* _Task goal_:
Scan the following material for the string "text" and copy each line in which it appears.

__________

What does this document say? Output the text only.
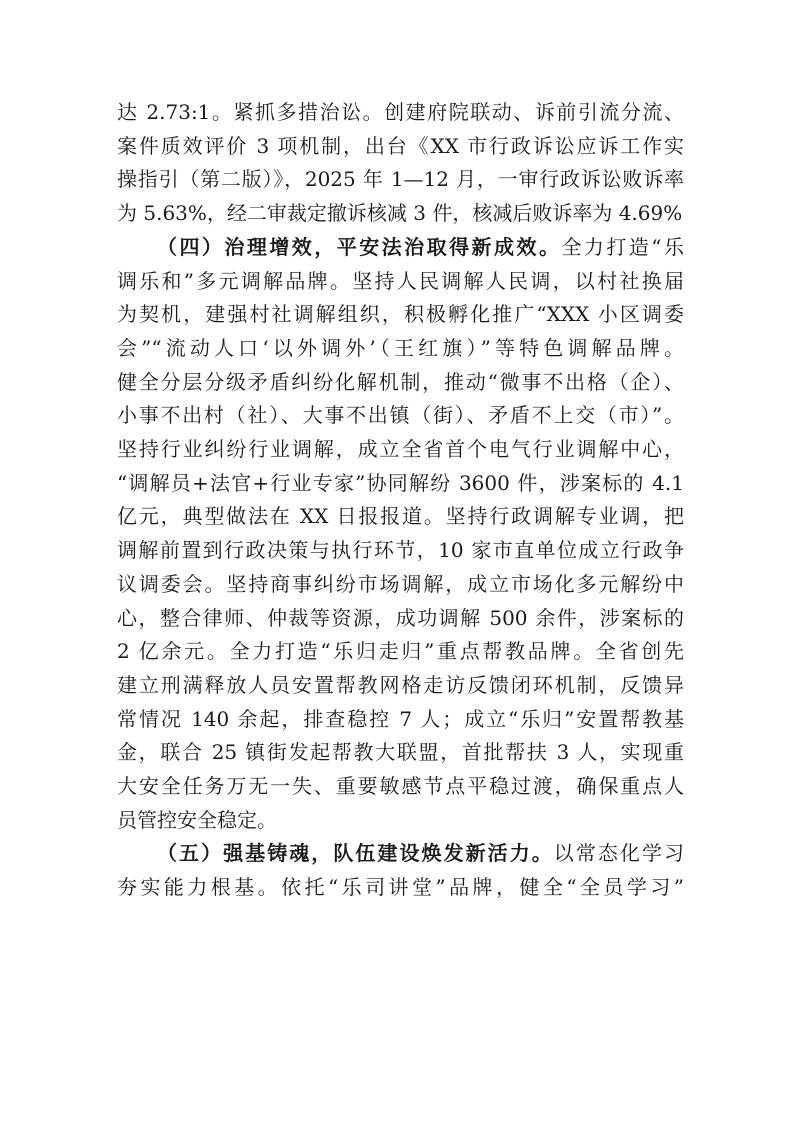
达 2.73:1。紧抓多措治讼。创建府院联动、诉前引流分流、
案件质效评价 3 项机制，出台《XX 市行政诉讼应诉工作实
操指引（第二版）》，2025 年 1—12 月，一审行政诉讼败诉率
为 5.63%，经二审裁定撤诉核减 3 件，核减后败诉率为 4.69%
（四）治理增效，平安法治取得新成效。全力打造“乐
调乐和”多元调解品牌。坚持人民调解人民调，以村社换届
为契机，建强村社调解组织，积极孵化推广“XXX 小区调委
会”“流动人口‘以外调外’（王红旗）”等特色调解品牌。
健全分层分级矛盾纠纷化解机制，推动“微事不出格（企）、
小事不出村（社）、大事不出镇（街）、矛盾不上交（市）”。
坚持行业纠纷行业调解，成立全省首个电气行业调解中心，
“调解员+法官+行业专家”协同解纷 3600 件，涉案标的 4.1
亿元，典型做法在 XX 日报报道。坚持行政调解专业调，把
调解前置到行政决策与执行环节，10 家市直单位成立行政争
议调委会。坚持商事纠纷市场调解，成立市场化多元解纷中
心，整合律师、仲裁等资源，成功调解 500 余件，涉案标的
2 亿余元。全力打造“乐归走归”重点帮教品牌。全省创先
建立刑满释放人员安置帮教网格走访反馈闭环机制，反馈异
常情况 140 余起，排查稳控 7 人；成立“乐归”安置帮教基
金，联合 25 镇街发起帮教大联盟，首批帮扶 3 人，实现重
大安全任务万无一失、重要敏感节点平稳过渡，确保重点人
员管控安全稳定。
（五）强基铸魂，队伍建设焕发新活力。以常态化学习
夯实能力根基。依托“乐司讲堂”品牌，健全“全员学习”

__________

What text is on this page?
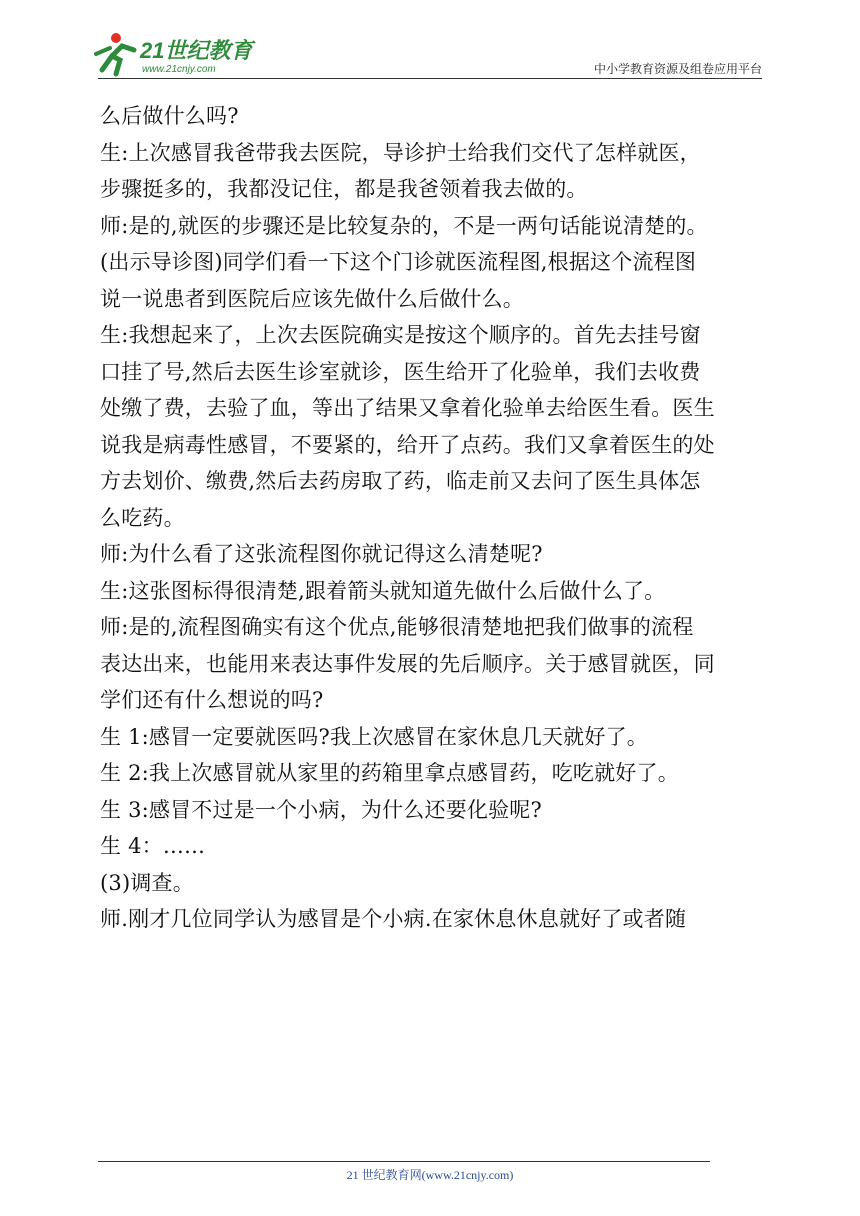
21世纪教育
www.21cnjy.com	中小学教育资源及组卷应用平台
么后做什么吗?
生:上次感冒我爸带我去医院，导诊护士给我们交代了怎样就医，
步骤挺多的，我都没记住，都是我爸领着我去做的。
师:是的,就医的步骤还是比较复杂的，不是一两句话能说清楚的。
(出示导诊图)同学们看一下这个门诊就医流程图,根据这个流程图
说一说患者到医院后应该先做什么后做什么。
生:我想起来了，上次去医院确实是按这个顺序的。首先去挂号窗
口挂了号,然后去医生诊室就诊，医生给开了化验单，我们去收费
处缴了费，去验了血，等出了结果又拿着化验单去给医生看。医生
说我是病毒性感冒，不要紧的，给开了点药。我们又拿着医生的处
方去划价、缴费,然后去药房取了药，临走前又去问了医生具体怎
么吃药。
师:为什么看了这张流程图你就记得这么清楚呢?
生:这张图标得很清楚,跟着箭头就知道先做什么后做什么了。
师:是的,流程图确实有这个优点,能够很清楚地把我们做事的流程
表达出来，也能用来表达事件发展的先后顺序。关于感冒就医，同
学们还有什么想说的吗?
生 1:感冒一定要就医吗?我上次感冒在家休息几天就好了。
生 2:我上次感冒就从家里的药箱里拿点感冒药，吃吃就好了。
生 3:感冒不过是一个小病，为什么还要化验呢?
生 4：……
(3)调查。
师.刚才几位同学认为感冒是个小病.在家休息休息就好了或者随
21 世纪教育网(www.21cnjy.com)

__________

* _Problem solution_:
What does this document say? Output the text only.
What text is on this page?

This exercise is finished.